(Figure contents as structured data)
[Begin]

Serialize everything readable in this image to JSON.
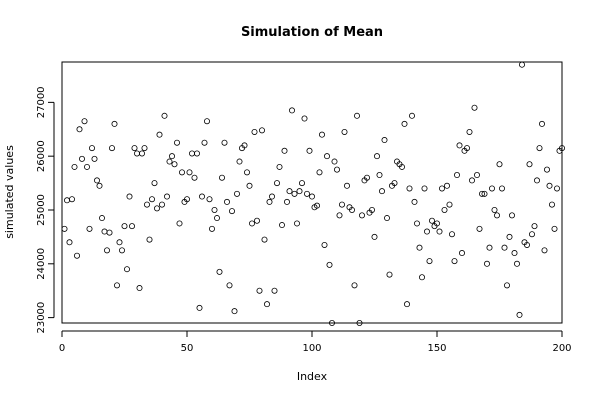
{
  "chart_data": {
    "type": "scatter",
    "title": "Simulation of Mean",
    "xlabel": "Index",
    "ylabel": "simulated values",
    "xlim": [
      0,
      200
    ],
    "ylim": [
      22900,
      27750
    ],
    "x_ticks": [
      0,
      50,
      100,
      150,
      200
    ],
    "y_ticks": [
      23000,
      24000,
      25000,
      26000,
      27000
    ],
    "grid": false,
    "legend": "none",
    "marker": "open-circle",
    "colors": {
      "points": "#000000",
      "axes": "#000000",
      "background": "#ffffff"
    },
    "series": [
      {
        "x": [
          1,
          2,
          3,
          4,
          5,
          6,
          7,
          8,
          9,
          10,
          11,
          12,
          13,
          14,
          15,
          16,
          17,
          18,
          19,
          20,
          21,
          22,
          23,
          24,
          25,
          26,
          27,
          28,
          29,
          30,
          31,
          32,
          33,
          34,
          35,
          36,
          37,
          38,
          39,
          40,
          41,
          42,
          43,
          44,
          45,
          46,
          47,
          48,
          49,
          50,
          51,
          52,
          53,
          54,
          55,
          56,
          57,
          58,
          59,
          60,
          61,
          62,
          63,
          64,
          65,
          66,
          67,
          68,
          69,
          70,
          71,
          72,
          73,
          74,
          75,
          76,
          77,
          78,
          79,
          80,
          81,
          82,
          83,
          84,
          85,
          86,
          87,
          88,
          89,
          90,
          91,
          92,
          93,
          94,
          95,
          96,
          97,
          98,
          99,
          100,
          101,
          102,
          103,
          104,
          105,
          106,
          107,
          108,
          109,
          110,
          111,
          112,
          113,
          114,
          115,
          116,
          117,
          118,
          119,
          120,
          121,
          122,
          123,
          124,
          125,
          126,
          127,
          128,
          129,
          130,
          131,
          132,
          133,
          134,
          135,
          136,
          137,
          138,
          139,
          140,
          141,
          142,
          143,
          144,
          145,
          146,
          147,
          148,
          149,
          150,
          151,
          152,
          153,
          154,
          155,
          156,
          157,
          158,
          159,
          160,
          161,
          162,
          163,
          164,
          165,
          166,
          167,
          168,
          169,
          170,
          171,
          172,
          173,
          174,
          175,
          176,
          177,
          178,
          179,
          180,
          181,
          182,
          183,
          184,
          185,
          186,
          187,
          188,
          189,
          190,
          191,
          192,
          193,
          194,
          195,
          196,
          197,
          198,
          199,
          200
        ],
        "values": [
          24650,
          25180,
          24400,
          25200,
          25800,
          24150,
          26500,
          25950,
          26650,
          25800,
          24650,
          26150,
          25950,
          25550,
          25450,
          24850,
          24600,
          24250,
          24580,
          26150,
          26600,
          23600,
          24400,
          24250,
          24700,
          23900,
          25250,
          24700,
          26150,
          26050,
          23550,
          26050,
          26150,
          25100,
          24450,
          25200,
          25500,
          25030,
          26400,
          25100,
          26750,
          25250,
          25900,
          26000,
          25850,
          26250,
          24750,
          25700,
          25150,
          25200,
          25700,
          26050,
          25600,
          26050,
          23180,
          25250,
          26250,
          26650,
          25200,
          24650,
          25000,
          24850,
          23850,
          25600,
          26250,
          25150,
          23600,
          24980,
          23120,
          25300,
          25900,
          26150,
          26200,
          25700,
          25450,
          24750,
          26450,
          24800,
          23500,
          26480,
          24450,
          23250,
          25150,
          25250,
          23500,
          25500,
          25800,
          24720,
          26100,
          25150,
          25350,
          26850,
          25300,
          24750,
          25350,
          25500,
          26700,
          25300,
          26100,
          25250,
          25050,
          25080,
          25700,
          26400,
          24350,
          26000,
          23980,
          22900,
          25900,
          25750,
          24900,
          25100,
          26450,
          25450,
          25050,
          25000,
          23600,
          26750,
          22900,
          24900,
          25550,
          25600,
          24950,
          25000,
          24500,
          26000,
          25650,
          25350,
          26300,
          24850,
          23800,
          25450,
          25500,
          25900,
          25850,
          25800,
          26600,
          23250,
          25400,
          26750,
          25150,
          24750,
          24300,
          23750,
          25400,
          24600,
          24050,
          24800,
          24700,
          24750,
          24600,
          25400,
          25000,
          25450,
          25100,
          24550,
          24050,
          25650,
          26200,
          24200,
          26100,
          26150,
          26450,
          25550,
          26900,
          25650,
          24650,
          25300,
          25300,
          24000,
          24300,
          25400,
          25000,
          24900,
          25850,
          25400,
          24300,
          23600,
          24500,
          24900,
          24200,
          24000,
          23050,
          27700,
          24400,
          24350,
          25850,
          24550,
          24700,
          25550,
          26150,
          26600,
          24250,
          25750,
          25450,
          25100,
          24650,
          25400,
          26100,
          26150
        ]
      }
    ]
  }
}
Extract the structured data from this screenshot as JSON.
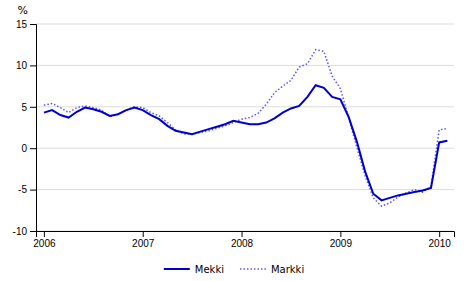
{
  "chart_data": {
    "type": "line",
    "ylabel": "%",
    "x": [
      2006.0,
      2006.083,
      2006.167,
      2006.25,
      2006.333,
      2006.417,
      2006.5,
      2006.583,
      2006.667,
      2006.75,
      2006.833,
      2006.917,
      2007.0,
      2007.083,
      2007.167,
      2007.25,
      2007.333,
      2007.417,
      2007.5,
      2007.583,
      2007.667,
      2007.75,
      2007.833,
      2007.917,
      2008.0,
      2008.083,
      2008.167,
      2008.25,
      2008.333,
      2008.417,
      2008.5,
      2008.583,
      2008.667,
      2008.75,
      2008.833,
      2008.917,
      2009.0,
      2009.083,
      2009.167,
      2009.25,
      2009.333,
      2009.417,
      2009.5,
      2009.583,
      2009.667,
      2009.75,
      2009.833,
      2009.917,
      2010.0,
      2010.083
    ],
    "xlim": [
      2005.92,
      2010.15
    ],
    "xticks": [
      2006,
      2007,
      2008,
      2009,
      2010
    ],
    "ylim": [
      -10,
      15
    ],
    "yticks": [
      -10,
      -5,
      0,
      5,
      10,
      15
    ],
    "grid": true,
    "legend": "bottom",
    "series": [
      {
        "name": "Mekki",
        "color": "#0000CC",
        "line_style": "solid",
        "values": [
          4.3,
          4.6,
          4.0,
          3.7,
          4.4,
          4.9,
          4.7,
          4.4,
          3.9,
          4.1,
          4.6,
          4.9,
          4.6,
          4.0,
          3.5,
          2.7,
          2.1,
          1.9,
          1.7,
          2.0,
          2.3,
          2.6,
          2.9,
          3.3,
          3.1,
          2.9,
          2.9,
          3.1,
          3.6,
          4.3,
          4.8,
          5.1,
          6.2,
          7.6,
          7.3,
          6.2,
          5.9,
          3.8,
          0.8,
          -2.8,
          -5.5,
          -6.3,
          -6.0,
          -5.7,
          -5.5,
          -5.3,
          -5.1,
          -4.8,
          0.7,
          0.9
        ]
      },
      {
        "name": "Markki",
        "color": "#5555FF",
        "line_style": "dotted",
        "values": [
          5.2,
          5.4,
          4.9,
          4.3,
          4.9,
          5.1,
          4.9,
          4.6,
          3.8,
          4.1,
          4.6,
          5.0,
          4.9,
          4.3,
          3.9,
          3.1,
          2.2,
          1.7,
          1.7,
          1.9,
          2.1,
          2.4,
          2.7,
          3.1,
          3.5,
          3.7,
          4.2,
          5.3,
          6.7,
          7.5,
          8.2,
          9.8,
          10.2,
          11.9,
          11.7,
          8.7,
          7.2,
          3.7,
          0.1,
          -3.3,
          -6.0,
          -7.0,
          -6.6,
          -5.9,
          -5.4,
          -5.0,
          -5.3,
          -4.6,
          2.2,
          2.4
        ]
      }
    ]
  }
}
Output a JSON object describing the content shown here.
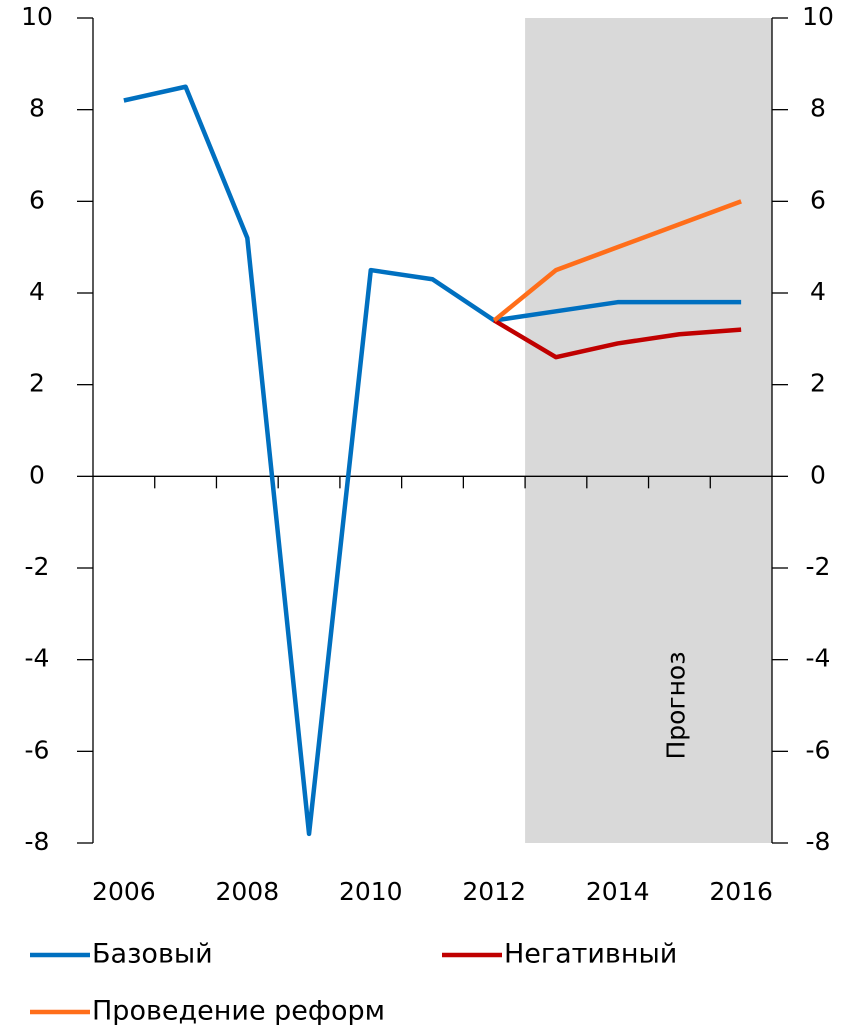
{
  "chart_data": {
    "type": "line",
    "categories": [
      "2006",
      null,
      "2008",
      null,
      "2010",
      null,
      "2012",
      null,
      "2014",
      null,
      "2016"
    ],
    "series": [
      {
        "name": "Базовый",
        "color": "#0070c0",
        "values": [
          8.2,
          8.5,
          5.2,
          -7.8,
          4.5,
          4.3,
          3.4,
          3.6,
          3.8,
          3.8,
          3.8
        ]
      },
      {
        "name": "Негативный",
        "color": "#c00000",
        "values": [
          null,
          null,
          null,
          null,
          null,
          null,
          3.4,
          2.6,
          2.9,
          3.1,
          3.2
        ]
      },
      {
        "name": "Проведение реформ",
        "color": "#ff6e1a",
        "values": [
          null,
          null,
          null,
          null,
          null,
          null,
          3.4,
          4.5,
          5.0,
          5.5,
          6.0
        ]
      }
    ],
    "ylim": [
      -8,
      10
    ],
    "yticks": [
      -8,
      -6,
      -4,
      -2,
      0,
      2,
      4,
      6,
      8,
      10
    ],
    "y2lim": [
      -8,
      10
    ],
    "y2ticks": [
      -8,
      -6,
      -4,
      -2,
      0,
      2,
      4,
      6,
      8,
      10
    ],
    "shaded_region": {
      "from_index": 7,
      "label": "Прогноз",
      "color": "#d9d9d9"
    }
  }
}
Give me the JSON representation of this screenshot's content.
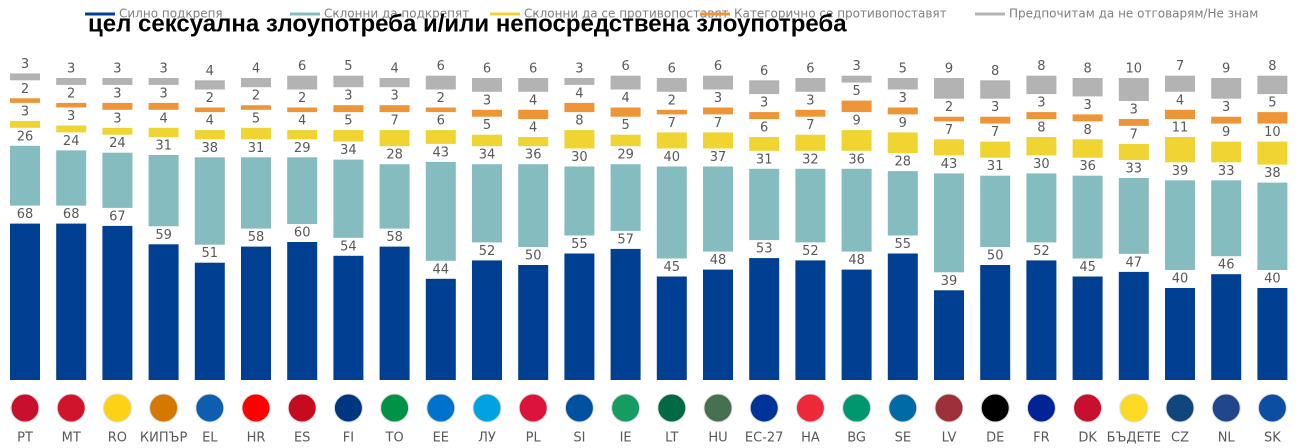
{
  "chart_data": {
    "type": "stacked_bar",
    "title": "цел сексуална злоупотреба и/или непосредствена злоупотреба",
    "categories": [
      "PT",
      "MT",
      "RO",
      "КИПЪР",
      "EL",
      "HR",
      "ES",
      "FI",
      "TO",
      "EE",
      "ЛУ",
      "PL",
      "SI",
      "IE",
      "LT",
      "HU",
      "EC-27",
      "HA",
      "BG",
      "SE",
      "LV",
      "DE",
      "FR",
      "DK",
      "БЪДЕТЕ",
      "CZ",
      "NL",
      "SK"
    ],
    "series": [
      {
        "name": "Силно подкрепя",
        "color": "#003f91",
        "values": [
          68,
          68,
          67,
          59,
          51,
          58,
          60,
          54,
          58,
          44,
          52,
          50,
          55,
          57,
          45,
          48,
          53,
          52,
          48,
          55,
          39,
          50,
          52,
          45,
          47,
          40,
          46,
          40
        ]
      },
      {
        "name": "Склонни да подкрепят",
        "color": "#85bcbf",
        "values": [
          26,
          24,
          24,
          31,
          38,
          31,
          29,
          34,
          28,
          43,
          34,
          36,
          30,
          29,
          40,
          37,
          31,
          32,
          36,
          28,
          43,
          31,
          30,
          36,
          33,
          39,
          33,
          38
        ]
      },
      {
        "name": "Склонни да се противопоставят",
        "color": "#f0d532",
        "values": [
          3,
          3,
          3,
          4,
          4,
          5,
          4,
          5,
          7,
          6,
          5,
          4,
          8,
          5,
          7,
          7,
          6,
          7,
          9,
          9,
          7,
          7,
          8,
          8,
          7,
          11,
          9,
          10
        ]
      },
      {
        "name": "Категорично се противопоставят",
        "color": "#ee9537",
        "values": [
          2,
          2,
          3,
          3,
          2,
          2,
          2,
          3,
          3,
          2,
          3,
          4,
          4,
          4,
          2,
          3,
          3,
          3,
          5,
          3,
          2,
          3,
          3,
          3,
          3,
          4,
          3,
          5
        ]
      },
      {
        "name": "Предпочитам да не отговарям/Не знам",
        "color": "#b3b3b3",
        "values": [
          3,
          3,
          3,
          3,
          4,
          4,
          6,
          5,
          4,
          6,
          6,
          6,
          3,
          6,
          6,
          6,
          6,
          6,
          3,
          5,
          9,
          8,
          8,
          8,
          10,
          7,
          9,
          8
        ]
      }
    ]
  }
}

[End]

| Work to be completed |
Among the lines of the material, find those that hold the word "противопоставят" and copy them.

| Answer below |
        "name": "Склонни да се противопоставят",
        "name": "Категорично се противопоставят",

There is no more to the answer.